### LISTING

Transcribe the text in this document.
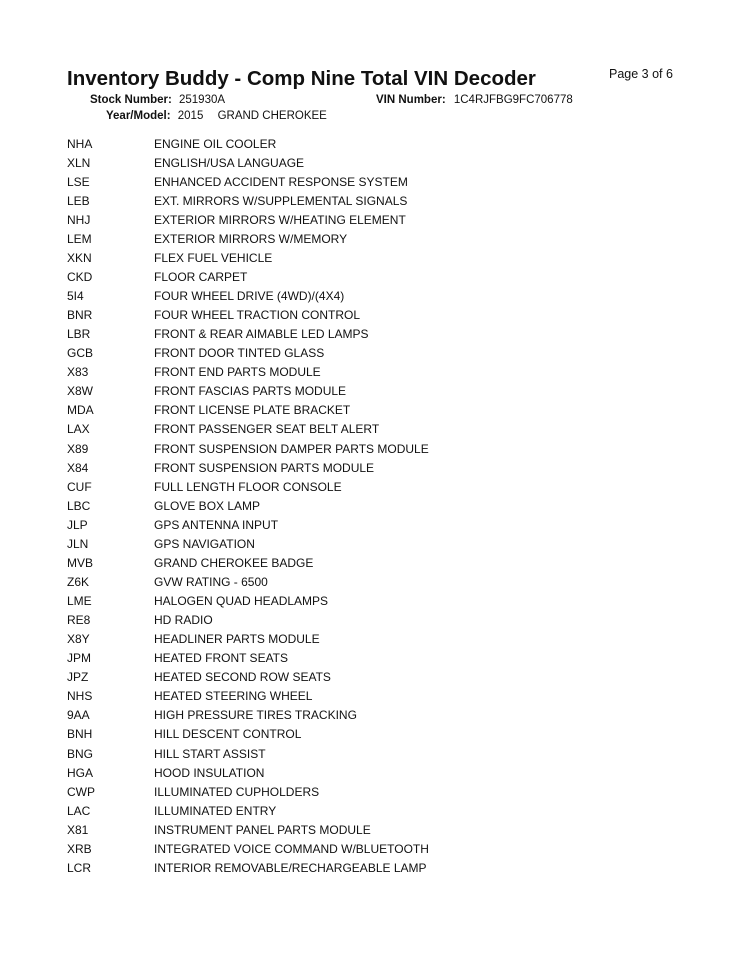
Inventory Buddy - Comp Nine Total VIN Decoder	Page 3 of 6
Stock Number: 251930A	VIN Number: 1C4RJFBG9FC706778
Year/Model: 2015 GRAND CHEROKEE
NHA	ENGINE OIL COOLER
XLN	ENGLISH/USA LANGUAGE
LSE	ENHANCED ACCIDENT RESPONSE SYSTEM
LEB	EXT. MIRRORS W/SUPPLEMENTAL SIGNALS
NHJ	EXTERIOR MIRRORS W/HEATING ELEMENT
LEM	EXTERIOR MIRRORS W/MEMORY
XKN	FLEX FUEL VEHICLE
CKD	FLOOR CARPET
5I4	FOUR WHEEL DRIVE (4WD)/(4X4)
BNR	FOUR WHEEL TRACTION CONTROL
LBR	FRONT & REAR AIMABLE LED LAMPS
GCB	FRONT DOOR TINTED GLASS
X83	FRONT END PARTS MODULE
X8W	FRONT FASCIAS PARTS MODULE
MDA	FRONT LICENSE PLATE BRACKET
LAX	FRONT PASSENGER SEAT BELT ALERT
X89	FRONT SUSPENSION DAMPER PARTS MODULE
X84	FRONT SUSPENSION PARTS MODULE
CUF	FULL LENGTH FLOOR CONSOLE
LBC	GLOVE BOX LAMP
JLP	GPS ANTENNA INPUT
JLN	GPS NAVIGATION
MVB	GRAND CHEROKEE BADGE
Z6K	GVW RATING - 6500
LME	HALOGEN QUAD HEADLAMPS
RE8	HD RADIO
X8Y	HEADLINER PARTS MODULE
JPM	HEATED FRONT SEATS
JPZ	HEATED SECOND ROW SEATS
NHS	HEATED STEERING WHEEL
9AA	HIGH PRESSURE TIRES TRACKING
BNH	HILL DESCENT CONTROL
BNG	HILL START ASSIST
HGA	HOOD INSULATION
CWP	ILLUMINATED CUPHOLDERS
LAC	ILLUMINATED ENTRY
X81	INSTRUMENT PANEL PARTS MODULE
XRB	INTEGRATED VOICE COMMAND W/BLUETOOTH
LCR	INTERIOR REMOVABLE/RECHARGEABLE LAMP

######

REQUEST: Repeat the records above exactly, leaving out the pictures.

REPLY:
Transcribe the text in this document.
Inventory Buddy - Comp Nine Total VIN Decoder	Page 3 of 6
Stock Number: 251930A	VIN Number: 1C4RJFBG9FC706778
Year/Model: 2015 GRAND CHEROKEE
NHA	ENGINE OIL COOLER
XLN	ENGLISH/USA LANGUAGE
LSE	ENHANCED ACCIDENT RESPONSE SYSTEM
LEB	EXT. MIRRORS W/SUPPLEMENTAL SIGNALS
NHJ	EXTERIOR MIRRORS W/HEATING ELEMENT
LEM	EXTERIOR MIRRORS W/MEMORY
XKN	FLEX FUEL VEHICLE
CKD	FLOOR CARPET
5I4	FOUR WHEEL DRIVE (4WD)/(4X4)
BNR	FOUR WHEEL TRACTION CONTROL
LBR	FRONT & REAR AIMABLE LED LAMPS
GCB	FRONT DOOR TINTED GLASS
X83	FRONT END PARTS MODULE
X8W	FRONT FASCIAS PARTS MODULE
MDA	FRONT LICENSE PLATE BRACKET
LAX	FRONT PASSENGER SEAT BELT ALERT
X89	FRONT SUSPENSION DAMPER PARTS MODULE
X84	FRONT SUSPENSION PARTS MODULE
CUF	FULL LENGTH FLOOR CONSOLE
LBC	GLOVE BOX LAMP
JLP	GPS ANTENNA INPUT
JLN	GPS NAVIGATION
MVB	GRAND CHEROKEE BADGE
Z6K	GVW RATING - 6500
LME	HALOGEN QUAD HEADLAMPS
RE8	HD RADIO
X8Y	HEADLINER PARTS MODULE
JPM	HEATED FRONT SEATS
JPZ	HEATED SECOND ROW SEATS
NHS	HEATED STEERING WHEEL
9AA	HIGH PRESSURE TIRES TRACKING
BNH	HILL DESCENT CONTROL
BNG	HILL START ASSIST
HGA	HOOD INSULATION
CWP	ILLUMINATED CUPHOLDERS
LAC	ILLUMINATED ENTRY
X81	INSTRUMENT PANEL PARTS MODULE
XRB	INTEGRATED VOICE COMMAND W/BLUETOOTH
LCR	INTERIOR REMOVABLE/RECHARGEABLE LAMP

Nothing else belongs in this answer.